• AIM
Copy out every one of these lines word for word.

• DATA TO PROCESS
◆ ◆ ◆

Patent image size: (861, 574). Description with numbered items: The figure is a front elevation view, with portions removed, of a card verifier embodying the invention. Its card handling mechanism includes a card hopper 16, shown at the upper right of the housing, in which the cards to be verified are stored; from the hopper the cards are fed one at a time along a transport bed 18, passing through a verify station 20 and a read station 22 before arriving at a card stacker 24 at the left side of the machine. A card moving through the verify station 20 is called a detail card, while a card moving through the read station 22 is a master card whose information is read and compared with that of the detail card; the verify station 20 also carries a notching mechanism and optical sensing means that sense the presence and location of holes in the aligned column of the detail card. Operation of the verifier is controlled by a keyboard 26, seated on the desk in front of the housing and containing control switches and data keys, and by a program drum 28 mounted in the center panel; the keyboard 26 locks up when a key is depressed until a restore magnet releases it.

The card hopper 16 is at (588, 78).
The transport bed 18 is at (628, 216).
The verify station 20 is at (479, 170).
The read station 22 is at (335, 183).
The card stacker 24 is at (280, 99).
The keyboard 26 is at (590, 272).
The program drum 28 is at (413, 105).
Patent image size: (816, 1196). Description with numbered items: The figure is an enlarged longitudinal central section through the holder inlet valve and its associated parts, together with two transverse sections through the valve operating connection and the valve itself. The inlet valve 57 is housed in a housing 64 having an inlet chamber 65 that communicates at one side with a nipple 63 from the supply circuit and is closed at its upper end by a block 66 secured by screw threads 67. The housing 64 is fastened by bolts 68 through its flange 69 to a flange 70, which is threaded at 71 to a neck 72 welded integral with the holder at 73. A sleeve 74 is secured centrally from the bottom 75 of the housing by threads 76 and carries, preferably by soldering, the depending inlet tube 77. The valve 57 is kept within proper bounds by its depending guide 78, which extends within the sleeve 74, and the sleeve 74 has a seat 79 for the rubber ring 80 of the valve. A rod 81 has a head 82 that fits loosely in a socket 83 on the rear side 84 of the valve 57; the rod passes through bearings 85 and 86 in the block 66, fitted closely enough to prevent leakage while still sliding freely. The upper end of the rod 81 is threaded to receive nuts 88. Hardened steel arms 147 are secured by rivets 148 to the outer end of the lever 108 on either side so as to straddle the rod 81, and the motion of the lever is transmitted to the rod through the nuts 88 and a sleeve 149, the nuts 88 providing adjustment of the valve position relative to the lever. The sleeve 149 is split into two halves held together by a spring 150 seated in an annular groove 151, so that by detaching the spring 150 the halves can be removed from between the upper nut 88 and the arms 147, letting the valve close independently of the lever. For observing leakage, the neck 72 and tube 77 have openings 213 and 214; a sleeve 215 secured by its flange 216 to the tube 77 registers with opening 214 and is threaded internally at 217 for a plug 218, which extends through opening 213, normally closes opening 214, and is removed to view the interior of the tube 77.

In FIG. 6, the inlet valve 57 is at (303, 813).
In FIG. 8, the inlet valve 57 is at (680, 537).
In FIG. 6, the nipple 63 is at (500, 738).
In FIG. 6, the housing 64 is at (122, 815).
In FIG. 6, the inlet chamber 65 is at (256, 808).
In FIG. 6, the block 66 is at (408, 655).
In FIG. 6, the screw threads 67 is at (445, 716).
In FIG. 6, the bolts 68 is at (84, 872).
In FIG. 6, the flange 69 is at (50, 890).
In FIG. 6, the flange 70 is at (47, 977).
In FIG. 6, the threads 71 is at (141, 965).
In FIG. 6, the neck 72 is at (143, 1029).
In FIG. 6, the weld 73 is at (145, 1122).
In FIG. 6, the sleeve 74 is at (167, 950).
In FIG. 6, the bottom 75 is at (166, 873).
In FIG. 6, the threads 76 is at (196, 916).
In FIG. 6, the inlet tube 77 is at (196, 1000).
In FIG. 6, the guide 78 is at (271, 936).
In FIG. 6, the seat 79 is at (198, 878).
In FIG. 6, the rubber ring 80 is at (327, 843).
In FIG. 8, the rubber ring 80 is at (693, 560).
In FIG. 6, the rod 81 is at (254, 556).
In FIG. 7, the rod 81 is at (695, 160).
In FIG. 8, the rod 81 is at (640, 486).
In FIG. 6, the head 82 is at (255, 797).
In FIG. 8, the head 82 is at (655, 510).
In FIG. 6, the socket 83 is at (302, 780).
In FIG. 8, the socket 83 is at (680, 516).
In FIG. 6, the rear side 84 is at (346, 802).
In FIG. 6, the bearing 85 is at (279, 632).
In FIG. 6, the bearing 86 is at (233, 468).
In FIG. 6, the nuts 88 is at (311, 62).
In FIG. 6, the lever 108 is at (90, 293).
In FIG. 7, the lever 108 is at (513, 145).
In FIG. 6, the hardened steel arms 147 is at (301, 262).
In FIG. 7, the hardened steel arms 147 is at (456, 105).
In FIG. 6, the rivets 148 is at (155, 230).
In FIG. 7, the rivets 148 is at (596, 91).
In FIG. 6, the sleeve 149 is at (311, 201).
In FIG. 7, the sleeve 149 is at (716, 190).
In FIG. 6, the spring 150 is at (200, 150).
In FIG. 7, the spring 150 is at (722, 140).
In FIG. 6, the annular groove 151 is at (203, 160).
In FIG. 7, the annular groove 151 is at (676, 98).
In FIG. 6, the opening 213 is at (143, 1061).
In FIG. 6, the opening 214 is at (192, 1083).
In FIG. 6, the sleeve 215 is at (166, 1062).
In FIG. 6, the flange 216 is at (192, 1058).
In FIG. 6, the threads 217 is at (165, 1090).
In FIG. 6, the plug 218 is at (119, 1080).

◆ ◆ ◆

• RESPONSE TO THIS EXERCISE
Patent image size: (861, 574). Description with numbered items: The figure is a front elevation view, with portions removed, of a card verifier embodying the invention. Its card handling mechanism includes a card hopper 16, shown at the upper right of the housing, in which the cards to be verified are stored; from the hopper the cards are fed one at a time along a transport bed 18, passing through a verify station 20 and a read station 22 before arriving at a card stacker 24 at the left side of the machine. A card moving through the verify station 20 is called a detail card, while a card moving through the read station 22 is a master card whose information is read and compared with that of the detail card; the verify station 20 also carries a notching mechanism and optical sensing means that sense the presence and location of holes in the aligned column of the detail card. Operation of the verifier is controlled by a keyboard 26, seated on the desk in front of the housing and containing control switches and data keys, and by a program drum 28 mounted in the center panel; the keyboard 26 locks up when a key is depressed until a restore magnet releases it.

The card hopper 16 is at (588, 78).
The transport bed 18 is at (628, 216).
The verify station 20 is at (479, 170).
The read station 22 is at (335, 183).
The card stacker 24 is at (280, 99).
The keyboard 26 is at (590, 272).
The program drum 28 is at (413, 105).
Patent image size: (816, 1196). Description with numbered items: The figure is an enlarged longitudinal central section through the holder inlet valve and its associated parts, together with two transverse sections through the valve operating connection and the valve itself. The inlet valve 57 is housed in a housing 64 having an inlet chamber 65 that communicates at one side with a nipple 63 from the supply circuit and is closed at its upper end by a block 66 secured by screw threads 67. The housing 64 is fastened by bolts 68 through its flange 69 to a flange 70, which is threaded at 71 to a neck 72 welded integral with the holder at 73. A sleeve 74 is secured centrally from the bottom 75 of the housing by threads 76 and carries, preferably by soldering, the depending inlet tube 77. The valve 57 is kept within proper bounds by its depending guide 78, which extends within the sleeve 74, and the sleeve 74 has a seat 79 for the rubber ring 80 of the valve. A rod 81 has a head 82 that fits loosely in a socket 83 on the rear side 84 of the valve 57; the rod passes through bearings 85 and 86 in the block 66, fitted closely enough to prevent leakage while still sliding freely. The upper end of the rod 81 is threaded to receive nuts 88. Hardened steel arms 147 are secured by rivets 148 to the outer end of the lever 108 on either side so as to straddle the rod 81, and the motion of the lever is transmitted to the rod through the nuts 88 and a sleeve 149, the nuts 88 providing adjustment of the valve position relative to the lever. The sleeve 149 is split into two halves held together by a spring 150 seated in an annular groove 151, so that by detaching the spring 150 the halves can be removed from between the upper nut 88 and the arms 147, letting the valve close independently of the lever. For observing leakage, the neck 72 and tube 77 have openings 213 and 214; a sleeve 215 secured by its flange 216 to the tube 77 registers with opening 214 and is threaded internally at 217 for a plug 218, which extends through opening 213, normally closes opening 214, and is removed to view the interior of the tube 77.

In FIG. 6, the inlet valve 57 is at (303, 813).
In FIG. 8, the inlet valve 57 is at (680, 537).
In FIG. 6, the nipple 63 is at (500, 738).
In FIG. 6, the housing 64 is at (122, 815).
In FIG. 6, the inlet chamber 65 is at (256, 808).
In FIG. 6, the block 66 is at (408, 655).
In FIG. 6, the screw threads 67 is at (445, 716).
In FIG. 6, the bolts 68 is at (84, 872).
In FIG. 6, the flange 69 is at (50, 890).
In FIG. 6, the flange 70 is at (47, 977).
In FIG. 6, the threads 71 is at (141, 965).
In FIG. 6, the neck 72 is at (143, 1029).
In FIG. 6, the weld 73 is at (145, 1122).
In FIG. 6, the sleeve 74 is at (167, 950).
In FIG. 6, the bottom 75 is at (166, 873).
In FIG. 6, the threads 76 is at (196, 916).
In FIG. 6, the inlet tube 77 is at (196, 1000).
In FIG. 6, the guide 78 is at (271, 936).
In FIG. 6, the seat 79 is at (198, 878).
In FIG. 6, the rubber ring 80 is at (327, 843).
In FIG. 8, the rubber ring 80 is at (693, 560).
In FIG. 6, the rod 81 is at (254, 556).
In FIG. 7, the rod 81 is at (695, 160).
In FIG. 8, the rod 81 is at (640, 486).
In FIG. 6, the head 82 is at (255, 797).
In FIG. 8, the head 82 is at (655, 510).
In FIG. 6, the socket 83 is at (302, 780).
In FIG. 8, the socket 83 is at (680, 516).
In FIG. 6, the rear side 84 is at (346, 802).
In FIG. 6, the bearing 85 is at (279, 632).
In FIG. 6, the bearing 86 is at (233, 468).
In FIG. 6, the nuts 88 is at (311, 62).
In FIG. 6, the lever 108 is at (90, 293).
In FIG. 7, the lever 108 is at (513, 145).
In FIG. 6, the hardened steel arms 147 is at (301, 262).
In FIG. 7, the hardened steel arms 147 is at (456, 105).
In FIG. 6, the rivets 148 is at (155, 230).
In FIG. 7, the rivets 148 is at (596, 91).
In FIG. 6, the sleeve 149 is at (311, 201).
In FIG. 7, the sleeve 149 is at (716, 190).
In FIG. 6, the spring 150 is at (200, 150).
In FIG. 7, the spring 150 is at (722, 140).
In FIG. 6, the annular groove 151 is at (203, 160).
In FIG. 7, the annular groove 151 is at (676, 98).
In FIG. 6, the opening 213 is at (143, 1061).
In FIG. 6, the opening 214 is at (192, 1083).
In FIG. 6, the sleeve 215 is at (166, 1062).
In FIG. 6, the flange 216 is at (192, 1058).
In FIG. 6, the threads 217 is at (165, 1090).
In FIG. 6, the plug 218 is at (119, 1080).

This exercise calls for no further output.